── Extract ──

Gulf, Colorado & Santa Fe Railway Co. v. Cunningham

26 S.W. 474 | Tex. App. | 1894

The appellee recovered a verdict and judgment in the sum of $500, as damages for injury done to his minor son by the appellant; and hence this appeal.

In April, 1890, the appellee, with his family, lived at Paul's Valley, in the Indian Territory, on the main street of the town, about 100 feet from the defendant's railroad track, with which the street is parallel, running between the residence of the plaintiff and the stockpens of the defendant.

On the occasion in question, a train of the defendant's cars was on the sidetrack, and was being loaded from the stockpens with cattle for shipment. A number of persons, including the plaintiff's son, a boy between 7 and 8 years of age, were at the scene of the loading.

The stockpens used for penning and loading the cattle were connected with the cars by means of chutes leading up to the sidetrack on which the car is placed with the door opposite the chute, that the cattle to be shipped may be driven therein. "The chute is a lane four or five feet wide, constituted of two fences four or five feet apart from pen to platform, six or seven feet wide next the car from the end of the fence to the car. It is constituted by two gates about four feet *66 apart, which swing on hinges to posts upright at the end of the fences. The gates were made to swing around on the platform from the end of the chute to the car door; they were closed against it on each side of it, forming a lane or chute. The gate and fences on each side of the chute were about four or five feet high, and made of five or six-inch lumber, with four or five inches space between the boards. The platform or wharf between the chute and car is about on a level with the bottom of the car door." A gang plank is laid from the chute to the car door, over which the cattle are made to walk up into the car. After one car is loaded, the gang plank is pulled back in such a way as to permit the succeeding car to be drawn a sufficient distance to be opposite the chute, that the cattle may be made to enter it.

On the occasion in question the minor son of the plaintiff had by some means gotten into the chute, and was standing with his foot partly on the gang plank or close to it. The plank was not pulled back far enough to clear the moving car, which accordingly struck it, pushing it along, so that the foot of the boy, who was standing on the north side of the plank, was caught by it, pushed along by the moving car, and injured.

Among other instructions, the court charged the jury as follows: "If you believe from the evidence in this case that the injury to the plaintiff's son testified about was due to and was caused by negligence of defendant in not having its premises inclosed or guarded, if you believe it was negligence to not have the same inclosed or guarded, * * * it will be your duty to find for the plaintiff."

───

▸ **Objective**
Say whether each statement agrees with the case text, answering yes or no and quoting the deciding words: (a) the plaintiff's son was between 7 and 8 years old; (b) the main street ran at a right angle to the railroad track; (c) the judgment awarded was $500. The items that follow have nothing to do with the case text.

── Information given ──

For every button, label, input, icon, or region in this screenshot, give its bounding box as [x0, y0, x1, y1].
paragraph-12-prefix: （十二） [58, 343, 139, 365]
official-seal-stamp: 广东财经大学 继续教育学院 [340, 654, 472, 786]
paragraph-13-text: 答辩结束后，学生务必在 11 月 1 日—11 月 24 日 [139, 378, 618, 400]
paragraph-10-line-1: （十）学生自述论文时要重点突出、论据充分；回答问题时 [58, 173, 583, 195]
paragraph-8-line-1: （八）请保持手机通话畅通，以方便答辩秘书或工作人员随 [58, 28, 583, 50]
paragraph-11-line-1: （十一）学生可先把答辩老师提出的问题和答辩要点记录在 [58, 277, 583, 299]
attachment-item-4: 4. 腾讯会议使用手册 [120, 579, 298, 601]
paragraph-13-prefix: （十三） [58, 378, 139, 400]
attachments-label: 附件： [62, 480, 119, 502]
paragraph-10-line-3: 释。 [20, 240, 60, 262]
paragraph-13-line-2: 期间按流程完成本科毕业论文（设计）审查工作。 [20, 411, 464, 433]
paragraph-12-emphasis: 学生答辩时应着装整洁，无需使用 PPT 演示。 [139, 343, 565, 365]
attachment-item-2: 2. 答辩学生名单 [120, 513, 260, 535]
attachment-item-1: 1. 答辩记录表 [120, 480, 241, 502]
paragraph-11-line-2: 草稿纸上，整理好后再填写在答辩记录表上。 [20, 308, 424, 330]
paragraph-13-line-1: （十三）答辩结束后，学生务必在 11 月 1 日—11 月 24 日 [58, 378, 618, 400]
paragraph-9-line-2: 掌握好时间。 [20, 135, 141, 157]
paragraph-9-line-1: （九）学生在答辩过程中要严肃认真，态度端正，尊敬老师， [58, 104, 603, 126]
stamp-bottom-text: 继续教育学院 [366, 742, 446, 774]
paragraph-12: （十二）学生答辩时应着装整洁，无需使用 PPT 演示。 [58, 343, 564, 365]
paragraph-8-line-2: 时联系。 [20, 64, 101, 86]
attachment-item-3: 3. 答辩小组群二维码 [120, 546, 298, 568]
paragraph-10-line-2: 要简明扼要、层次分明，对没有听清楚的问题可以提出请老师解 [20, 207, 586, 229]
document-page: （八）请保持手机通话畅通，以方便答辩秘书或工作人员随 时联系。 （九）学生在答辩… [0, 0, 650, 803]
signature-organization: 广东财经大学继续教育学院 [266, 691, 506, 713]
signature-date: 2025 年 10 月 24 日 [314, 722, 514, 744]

───

▸ **Worked answer**
(a) Yes: "a boy between 7 and 8 years of age"
(b) No: "with which the street is parallel"
(c) Yes: "recovered a verdict and judgment in the sum of $500"